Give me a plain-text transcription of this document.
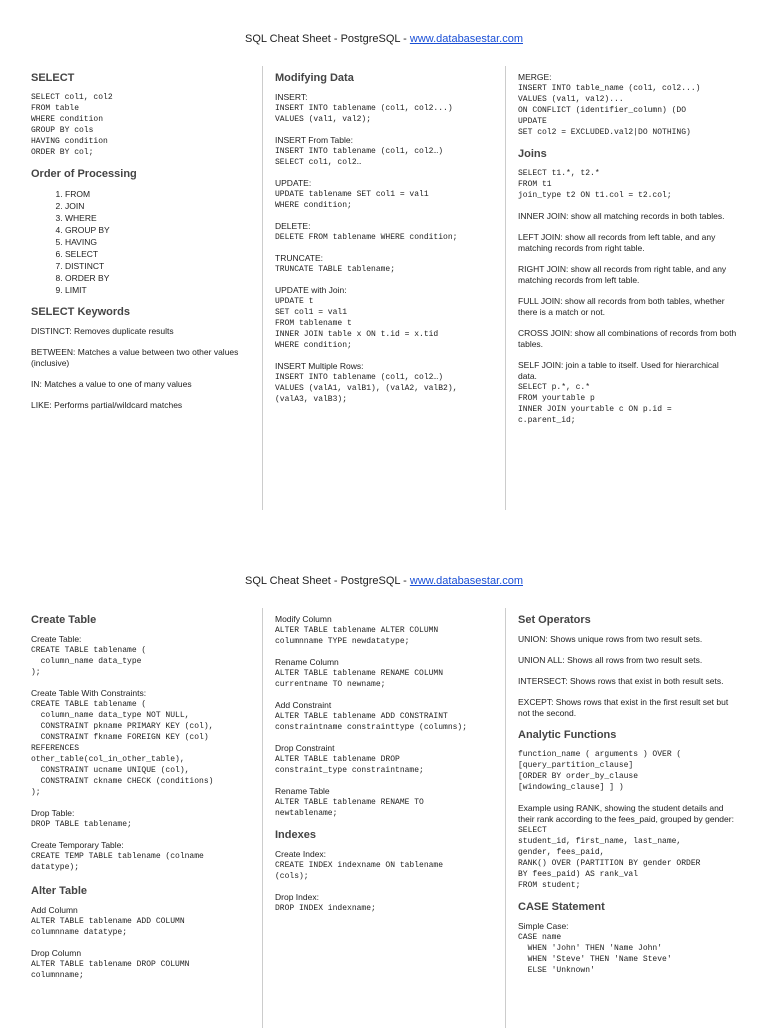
SQL Cheat Sheet - PostgreSQL - www.databasestar.com
SELECT
SELECT col1, col2
FROM table
WHERE condition
GROUP BY cols
HAVING condition
ORDER BY col;
Order of Processing
1. FROM
2. JOIN
3. WHERE
4. GROUP BY
5. HAVING
6. SELECT
7. DISTINCT
8. ORDER BY
9. LIMIT
SELECT Keywords
DISTINCT: Removes duplicate results
BETWEEN: Matches a value between two other values (inclusive)
IN: Matches a value to one of many values
LIKE: Performs partial/wildcard matches
Modifying Data
INSERT:
INSERT INTO tablename (col1, col2...)
VALUES (val1, val2);
INSERT From Table:
INSERT INTO tablename (col1, col2…)
SELECT col1, col2…
UPDATE:
UPDATE tablename SET col1 = val1
WHERE condition;
DELETE:
DELETE FROM tablename WHERE condition;
TRUNCATE:
TRUNCATE TABLE tablename;
UPDATE with Join:
UPDATE t
SET col1 = val1
FROM tablename t
INNER JOIN table x ON t.id = x.tid
WHERE condition;
INSERT Multiple Rows:
INSERT INTO tablename (col1, col2…)
VALUES (valA1, valB1), (valA2, valB2),
(valA3, valB3);
MERGE:
INSERT INTO table_name (col1, col2...)
VALUES (val1, val2)...
ON CONFLICT (identifier_column) (DO
UPDATE
SET col2 = EXCLUDED.val2|DO NOTHING)
Joins
SELECT t1.*, t2.*
FROM t1
join_type t2 ON t1.col = t2.col;
INNER JOIN: show all matching records in both tables.
LEFT JOIN: show all records from left table, and any matching records from right table.
RIGHT JOIN: show all records from right table, and any matching records from left table.
FULL JOIN: show all records from both tables, whether there is a match or not.
CROSS JOIN: show all combinations of records from both tables.
SELF JOIN: join a table to itself. Used for hierarchical data.
SELECT p.*, c.*
FROM yourtable p
INNER JOIN yourtable c ON p.id =
c.parent_id;
SQL Cheat Sheet - PostgreSQL - www.databasestar.com
Create Table
Create Table:
CREATE TABLE tablename (
column_name data_type
);
Create Table With Constraints:
CREATE TABLE tablename (
column_name data_type NOT NULL,
CONSTRAINT pkname PRIMARY KEY (col),
CONSTRAINT fkname FOREIGN KEY (col)
REFERENCES
other_table(col_in_other_table),
CONSTRAINT ucname UNIQUE (col),
CONSTRAINT ckname CHECK (conditions)
);
Drop Table:
DROP TABLE tablename;
Create Temporary Table:
CREATE TEMP TABLE tablename (colname
datatype);
Alter Table
Add Column
ALTER TABLE tablename ADD COLUMN
columnname datatype;
Drop Column
ALTER TABLE tablename DROP COLUMN
columnname;
Modify Column
ALTER TABLE tablename ALTER COLUMN
columnname TYPE newdatatype;
Rename Column
ALTER TABLE tablename RENAME COLUMN
currentname TO newname;
Add Constraint
ALTER TABLE tablename ADD CONSTRAINT
constraintname constrainttype (columns);
Drop Constraint
ALTER TABLE tablename DROP
constraint_type constraintname;
Rename Table
ALTER TABLE tablename RENAME TO
newtablename;
Indexes
Create Index:
CREATE INDEX indexname ON tablename
(cols);
Drop Index:
DROP INDEX indexname;
Set Operators
UNION: Shows unique rows from two result sets.
UNION ALL: Shows all rows from two result sets.
INTERSECT: Shows rows that exist in both result sets.
EXCEPT: Shows rows that exist in the first result set but not the second.
Analytic Functions
function_name ( arguments ) OVER (
[query_partition_clause]
[ORDER BY order_by_clause
[windowing_clause] ] )
Example using RANK, showing the student details and their rank according to the fees_paid, grouped by gender:
SELECT
student_id, first_name, last_name,
gender, fees_paid,
RANK() OVER (PARTITION BY gender ORDER
BY fees_paid) AS rank_val
FROM student;
CASE Statement
Simple Case:
CASE name
WHEN 'John' THEN 'Name John'
WHEN 'Steve' THEN 'Name Steve'
ELSE 'Unknown'
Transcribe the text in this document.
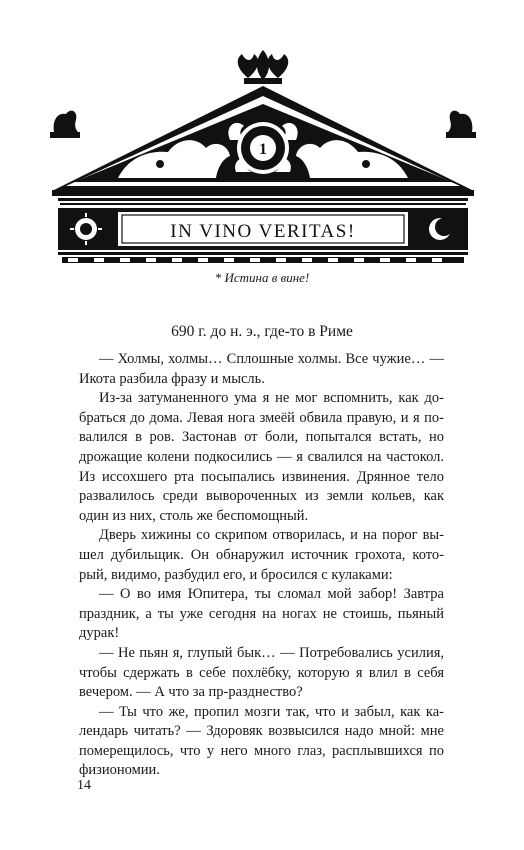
1
IN VINO VERITAS!
* Истина в вине!
690 г. до н. э., где-то в Риме

— Холмы, холмы… Сплошные холмы. Все чужие… — Икота разбила фразу и мысль.

Из-за затуманенного ума я не мог вспомнить, как добраться до дома. Левая нога змеёй обвила правую, и я повалился в ров. Застонав от боли, попытался встать, но дрожащие колени подкосились — я свалился на частокол. Из иссохшего рта посыпались извинения. Дрянное тело развалилось среди вывороченных из земли кольев, как один из них, столь же беспомощный.

Дверь хижины со скрипом отворилась, и на порог вышел дубильщик. Он обнаружил источник грохота, который, видимо, разбудил его, и бросился с кулаками:

— О во имя Юпитера, ты сломал мой забор! Завтра праздник, а ты уже сегодня на ногах не стоишь, пьяный дурак!

— Не пьян я, глупый бык… — Потребовались усилия, чтобы сдержать в себе похлёбку, которую я влил в себя вечером. — А что за пр-разднество?

— Ты что же, пропил мозги так, что и забыл, как календарь читать? — Здоровяк возвысился надо мной: мне померещилось, что у него много глаз, расплывшихся по физиономии.

14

———

_JOB_
Omitting all images, print the listing exactly.

_RESPONSE TO THE TASK_
Give me a plain-text transcription of this document.
SQL Cheat Sheet - PostgreSQL - www.databasestar.com
SELECT
SELECT col1, col2
FROM table
WHERE condition
GROUP BY cols
HAVING condition
ORDER BY col;
Order of Processing
1. FROM
2. JOIN
3. WHERE
4. GROUP BY
5. HAVING
6. SELECT
7. DISTINCT
8. ORDER BY
9. LIMIT
SELECT Keywords
DISTINCT: Removes duplicate results
BETWEEN: Matches a value between two other values (inclusive)
IN: Matches a value to one of many values
LIKE: Performs partial/wildcard matches
Modifying Data
INSERT:
INSERT INTO tablename (col1, col2...)
VALUES (val1, val2);
INSERT From Table:
INSERT INTO tablename (col1, col2…)
SELECT col1, col2…
UPDATE:
UPDATE tablename SET col1 = val1
WHERE condition;
DELETE:
DELETE FROM tablename WHERE condition;
TRUNCATE:
TRUNCATE TABLE tablename;
UPDATE with Join:
UPDATE t
SET col1 = val1
FROM tablename t
INNER JOIN table x ON t.id = x.tid
WHERE condition;
INSERT Multiple Rows:
INSERT INTO tablename (col1, col2…)
VALUES (valA1, valB1), (valA2, valB2),
(valA3, valB3);
MERGE:
INSERT INTO table_name (col1, col2...)
VALUES (val1, val2)...
ON CONFLICT (identifier_column) (DO
UPDATE
SET col2 = EXCLUDED.val2|DO NOTHING)
Joins
SELECT t1.*, t2.*
FROM t1
join_type t2 ON t1.col = t2.col;
INNER JOIN: show all matching records in both tables.
LEFT JOIN: show all records from left table, and any matching records from right table.
RIGHT JOIN: show all records from right table, and any matching records from left table.
FULL JOIN: show all records from both tables, whether there is a match or not.
CROSS JOIN: show all combinations of records from both tables.
SELF JOIN: join a table to itself. Used for hierarchical data.
SELECT p.*, c.*
FROM yourtable p
INNER JOIN yourtable c ON p.id =
c.parent_id;
SQL Cheat Sheet - PostgreSQL - www.databasestar.com
Create Table
Create Table:
CREATE TABLE tablename (
column_name data_type
);
Create Table With Constraints:
CREATE TABLE tablename (
column_name data_type NOT NULL,
CONSTRAINT pkname PRIMARY KEY (col),
CONSTRAINT fkname FOREIGN KEY (col)
REFERENCES
other_table(col_in_other_table),
CONSTRAINT ucname UNIQUE (col),
CONSTRAINT ckname CHECK (conditions)
);
Drop Table:
DROP TABLE tablename;
Create Temporary Table:
CREATE TEMP TABLE tablename (colname
datatype);
Alter Table
Add Column
ALTER TABLE tablename ADD COLUMN
columnname datatype;
Drop Column
ALTER TABLE tablename DROP COLUMN
columnname;
Modify Column
ALTER TABLE tablename ALTER COLUMN
columnname TYPE newdatatype;
Rename Column
ALTER TABLE tablename RENAME COLUMN
currentname TO newname;
Add Constraint
ALTER TABLE tablename ADD CONSTRAINT
constraintname constrainttype (columns);
Drop Constraint
ALTER TABLE tablename DROP
constraint_type constraintname;
Rename Table
ALTER TABLE tablename RENAME TO
newtablename;
Indexes
Create Index:
CREATE INDEX indexname ON tablename
(cols);
Drop Index:
DROP INDEX indexname;
Set Operators
UNION: Shows unique rows from two result sets.
UNION ALL: Shows all rows from two result sets.
INTERSECT: Shows rows that exist in both result sets.
EXCEPT: Shows rows that exist in the first result set but not the second.
Analytic Functions
function_name ( arguments ) OVER (
[query_partition_clause]
[ORDER BY order_by_clause
[windowing_clause] ] )
Example using RANK, showing the student details and their rank according to the fees_paid, grouped by gender:
SELECT
student_id, first_name, last_name,
gender, fees_paid,
RANK() OVER (PARTITION BY gender ORDER
BY fees_paid) AS rank_val
FROM student;
CASE Statement
Simple Case:
CASE name
WHEN 'John' THEN 'Name John'
WHEN 'Steve' THEN 'Name Steve'
ELSE 'Unknown'
Transcribe the text in this document.
1
IN VINO VERITAS!
* Истина в вине!
690 г. до н. э., где-то в Риме

— Холмы, холмы… Сплошные холмы. Все чужие… — Икота разбила фразу и мысль.

Из-за затуманенного ума я не мог вспомнить, как добраться до дома. Левая нога змеёй обвила правую, и я повалился в ров. Застонав от боли, попытался встать, но дрожащие колени подкосились — я свалился на частокол. Из иссохшего рта посыпались извинения. Дрянное тело развалилось среди вывороченных из земли кольев, как один из них, столь же беспомощный.

Дверь хижины со скрипом отворилась, и на порог вышел дубильщик. Он обнаружил источник грохота, который, видимо, разбудил его, и бросился с кулаками:

— О во имя Юпитера, ты сломал мой забор! Завтра праздник, а ты уже сегодня на ногах не стоишь, пьяный дурак!

— Не пьян я, глупый бык… — Потребовались усилия, чтобы сдержать в себе похлёбку, которую я влил в себя вечером. — А что за пр-разднество?

— Ты что же, пропил мозги так, что и забыл, как календарь читать? — Здоровяк возвысился надо мной: мне померещилось, что у него много глаз, расплывшихся по физиономии.

14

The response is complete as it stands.